» Problem statement
Every line that holds "Slack" should be shown.

::: Records to process

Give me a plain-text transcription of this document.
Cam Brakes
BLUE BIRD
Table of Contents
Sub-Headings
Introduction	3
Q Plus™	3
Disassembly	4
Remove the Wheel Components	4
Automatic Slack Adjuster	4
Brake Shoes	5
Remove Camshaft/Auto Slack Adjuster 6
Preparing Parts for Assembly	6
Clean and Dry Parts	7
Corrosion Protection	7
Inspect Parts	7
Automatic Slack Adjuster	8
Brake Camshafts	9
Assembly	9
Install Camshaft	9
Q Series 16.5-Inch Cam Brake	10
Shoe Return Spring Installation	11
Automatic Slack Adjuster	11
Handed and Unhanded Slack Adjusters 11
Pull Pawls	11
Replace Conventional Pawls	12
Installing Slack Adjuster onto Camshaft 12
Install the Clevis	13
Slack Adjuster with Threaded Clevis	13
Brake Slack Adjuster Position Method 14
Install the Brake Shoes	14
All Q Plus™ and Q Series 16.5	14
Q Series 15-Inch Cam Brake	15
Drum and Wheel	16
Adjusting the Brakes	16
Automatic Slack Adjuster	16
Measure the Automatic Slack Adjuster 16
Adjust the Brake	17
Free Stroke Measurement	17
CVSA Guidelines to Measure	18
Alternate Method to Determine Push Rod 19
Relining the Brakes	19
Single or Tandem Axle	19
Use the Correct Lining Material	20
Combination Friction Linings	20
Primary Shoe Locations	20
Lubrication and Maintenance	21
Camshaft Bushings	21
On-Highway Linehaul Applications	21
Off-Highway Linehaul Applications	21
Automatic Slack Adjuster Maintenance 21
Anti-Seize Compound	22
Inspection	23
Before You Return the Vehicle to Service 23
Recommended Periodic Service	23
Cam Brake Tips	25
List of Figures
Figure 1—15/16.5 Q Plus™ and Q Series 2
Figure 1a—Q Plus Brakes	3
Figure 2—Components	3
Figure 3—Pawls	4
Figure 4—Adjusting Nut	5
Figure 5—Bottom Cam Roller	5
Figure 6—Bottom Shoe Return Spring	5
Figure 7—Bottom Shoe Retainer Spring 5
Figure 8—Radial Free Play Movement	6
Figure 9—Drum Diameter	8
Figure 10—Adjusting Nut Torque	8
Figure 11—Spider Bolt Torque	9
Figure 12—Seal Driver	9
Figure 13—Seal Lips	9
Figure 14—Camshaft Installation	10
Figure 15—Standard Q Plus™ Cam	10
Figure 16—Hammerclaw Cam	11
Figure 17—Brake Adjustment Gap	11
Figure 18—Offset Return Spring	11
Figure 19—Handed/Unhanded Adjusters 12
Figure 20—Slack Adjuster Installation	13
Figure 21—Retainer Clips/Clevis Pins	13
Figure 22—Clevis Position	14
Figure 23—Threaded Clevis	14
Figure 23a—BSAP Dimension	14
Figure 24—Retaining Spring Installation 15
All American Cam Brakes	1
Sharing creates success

::::::

» Worked answer
Automatic Slack Adjuster	4
Remove Camshaft/Auto Slack Adjuster 6
Automatic Slack Adjuster	8
Automatic Slack Adjuster	11
Handed and Unhanded Slack Adjusters 11
Installing Slack Adjuster onto Camshaft 12
Slack Adjuster with Threaded Clevis	13
Brake Slack Adjuster Position Method 14
Automatic Slack Adjuster	16
Measure the Automatic Slack Adjuster 16
Automatic Slack Adjuster Maintenance 21
Figure 20—Slack Adjuster Installation	13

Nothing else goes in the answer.